** BEGIN Given records **

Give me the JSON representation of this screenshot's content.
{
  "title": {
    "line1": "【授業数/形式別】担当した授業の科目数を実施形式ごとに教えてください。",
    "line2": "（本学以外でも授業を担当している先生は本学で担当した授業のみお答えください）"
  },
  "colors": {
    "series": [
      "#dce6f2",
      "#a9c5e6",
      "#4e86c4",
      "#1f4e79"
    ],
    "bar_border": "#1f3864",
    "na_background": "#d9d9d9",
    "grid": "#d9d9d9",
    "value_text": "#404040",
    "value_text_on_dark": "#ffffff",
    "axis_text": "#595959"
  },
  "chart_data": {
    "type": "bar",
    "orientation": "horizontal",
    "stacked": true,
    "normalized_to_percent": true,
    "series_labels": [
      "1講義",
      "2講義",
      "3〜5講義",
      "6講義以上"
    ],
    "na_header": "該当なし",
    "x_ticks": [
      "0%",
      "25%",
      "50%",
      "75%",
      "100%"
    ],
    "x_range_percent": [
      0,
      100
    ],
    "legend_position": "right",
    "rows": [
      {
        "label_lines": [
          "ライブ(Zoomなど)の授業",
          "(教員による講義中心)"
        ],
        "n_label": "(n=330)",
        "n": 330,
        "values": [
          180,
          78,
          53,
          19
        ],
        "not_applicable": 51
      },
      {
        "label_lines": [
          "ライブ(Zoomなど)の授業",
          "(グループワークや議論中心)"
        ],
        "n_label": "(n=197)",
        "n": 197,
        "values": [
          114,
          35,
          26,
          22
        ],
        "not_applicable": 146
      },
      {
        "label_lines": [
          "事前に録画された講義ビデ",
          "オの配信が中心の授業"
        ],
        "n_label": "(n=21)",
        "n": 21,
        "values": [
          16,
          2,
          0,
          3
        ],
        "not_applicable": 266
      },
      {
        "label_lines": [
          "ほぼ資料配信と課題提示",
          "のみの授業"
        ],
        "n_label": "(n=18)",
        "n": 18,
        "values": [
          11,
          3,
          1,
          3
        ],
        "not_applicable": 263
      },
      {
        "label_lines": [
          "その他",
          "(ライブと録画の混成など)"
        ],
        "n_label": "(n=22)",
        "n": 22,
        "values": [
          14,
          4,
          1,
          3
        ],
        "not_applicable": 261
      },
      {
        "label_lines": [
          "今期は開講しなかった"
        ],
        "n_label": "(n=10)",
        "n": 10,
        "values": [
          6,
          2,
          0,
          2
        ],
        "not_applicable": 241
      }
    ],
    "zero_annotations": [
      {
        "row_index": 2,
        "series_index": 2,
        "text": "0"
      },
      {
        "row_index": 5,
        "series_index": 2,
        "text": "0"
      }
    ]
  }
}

** END Given records **

Stated problem. Transcribe all the entries, keeping each one exactly as it is.

Answer in full.
Give me the JSON representation of this screenshot's content.
{
  "title": {
    "line1": "【授業数/形式別】担当した授業の科目数を実施形式ごとに教えてください。",
    "line2": "（本学以外でも授業を担当している先生は本学で担当した授業のみお答えください）"
  },
  "colors": {
    "series": [
      "#dce6f2",
      "#a9c5e6",
      "#4e86c4",
      "#1f4e79"
    ],
    "bar_border": "#1f3864",
    "na_background": "#d9d9d9",
    "grid": "#d9d9d9",
    "value_text": "#404040",
    "value_text_on_dark": "#ffffff",
    "axis_text": "#595959"
  },
  "chart_data": {
    "type": "bar",
    "orientation": "horizontal",
    "stacked": true,
    "normalized_to_percent": true,
    "series_labels": [
      "1講義",
      "2講義",
      "3〜5講義",
      "6講義以上"
    ],
    "na_header": "該当なし",
    "x_ticks": [
      "0%",
      "25%",
      "50%",
      "75%",
      "100%"
    ],
    "x_range_percent": [
      0,
      100
    ],
    "legend_position": "right",
    "rows": [
      {
        "label_lines": [
          "ライブ(Zoomなど)の授業",
          "(教員による講義中心)"
        ],
        "n_label": "(n=330)",
        "n": 330,
        "values": [
          180,
          78,
          53,
          19
        ],
        "not_applicable": 51
      },
      {
        "label_lines": [
          "ライブ(Zoomなど)の授業",
          "(グループワークや議論中心)"
        ],
        "n_label": "(n=197)",
        "n": 197,
        "values": [
          114,
          35,
          26,
          22
        ],
        "not_applicable": 146
      },
      {
        "label_lines": [
          "事前に録画された講義ビデ",
          "オの配信が中心の授業"
        ],
        "n_label": "(n=21)",
        "n": 21,
        "values": [
          16,
          2,
          0,
          3
        ],
        "not_applicable": 266
      },
      {
        "label_lines": [
          "ほぼ資料配信と課題提示",
          "のみの授業"
        ],
        "n_label": "(n=18)",
        "n": 18,
        "values": [
          11,
          3,
          1,
          3
        ],
        "not_applicable": 263
      },
      {
        "label_lines": [
          "その他",
          "(ライブと録画の混成など)"
        ],
        "n_label": "(n=22)",
        "n": 22,
        "values": [
          14,
          4,
          1,
          3
        ],
        "not_applicable": 261
      },
      {
        "label_lines": [
          "今期は開講しなかった"
        ],
        "n_label": "(n=10)",
        "n": 10,
        "values": [
          6,
          2,
          0,
          2
        ],
        "not_applicable": 241
      }
    ],
    "zero_annotations": [
      {
        "row_index": 2,
        "series_index": 2,
        "text": "0"
      },
      {
        "row_index": 5,
        "series_index": 2,
        "text": "0"
      }
    ]
  }
}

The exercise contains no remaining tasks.